## Description of the task
Copy every line of the data in which the word "отрицательная" occurs.
[START]
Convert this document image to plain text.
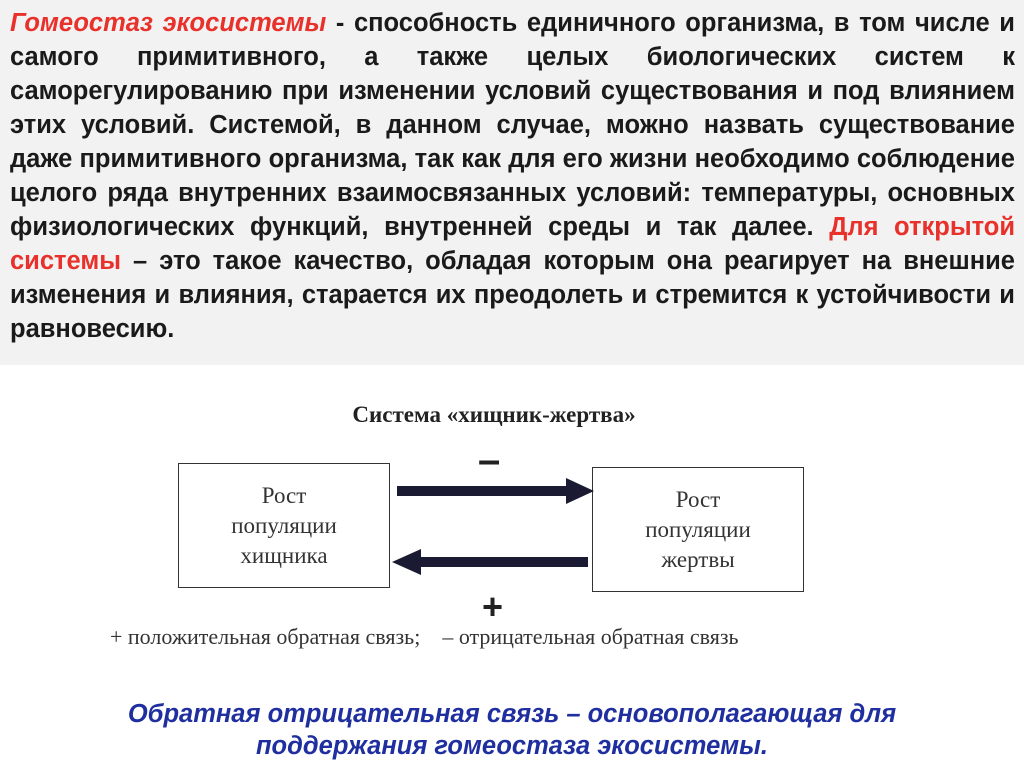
Гомеостаз экосистемы - способность единичного организма, в том числе и самого примитивного, а также целых биологических систем к саморегулированию при изменении условий существования и под влиянием этих условий. Системой, в данном случае, можно назвать существование даже примитивного организма, так как для его жизни необходимо соблюдение целого ряда внутренних взаимосвязанных условий: температуры, основных физиологических функций, внутренней среды и так далее. Для открытой системы – это такое качество, обладая которым она реагирует на внешние изменения и влияния, старается их преодолеть и стремится к устойчивости и равновесию.

Система «хищник-жертва»
Рост
популяции
хищника
Рост
популяции
жертвы
–
+
+ положительная обратная связь;    – отрицательная обратная связь
Обратная отрицательная связь – основополагающая для
поддержания гомеостаза экосистемы.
[END]
## Solution to the exercise
+ положительная обратная связь;    – отрицательная обратная связь
Обратная отрицательная связь – основополагающая для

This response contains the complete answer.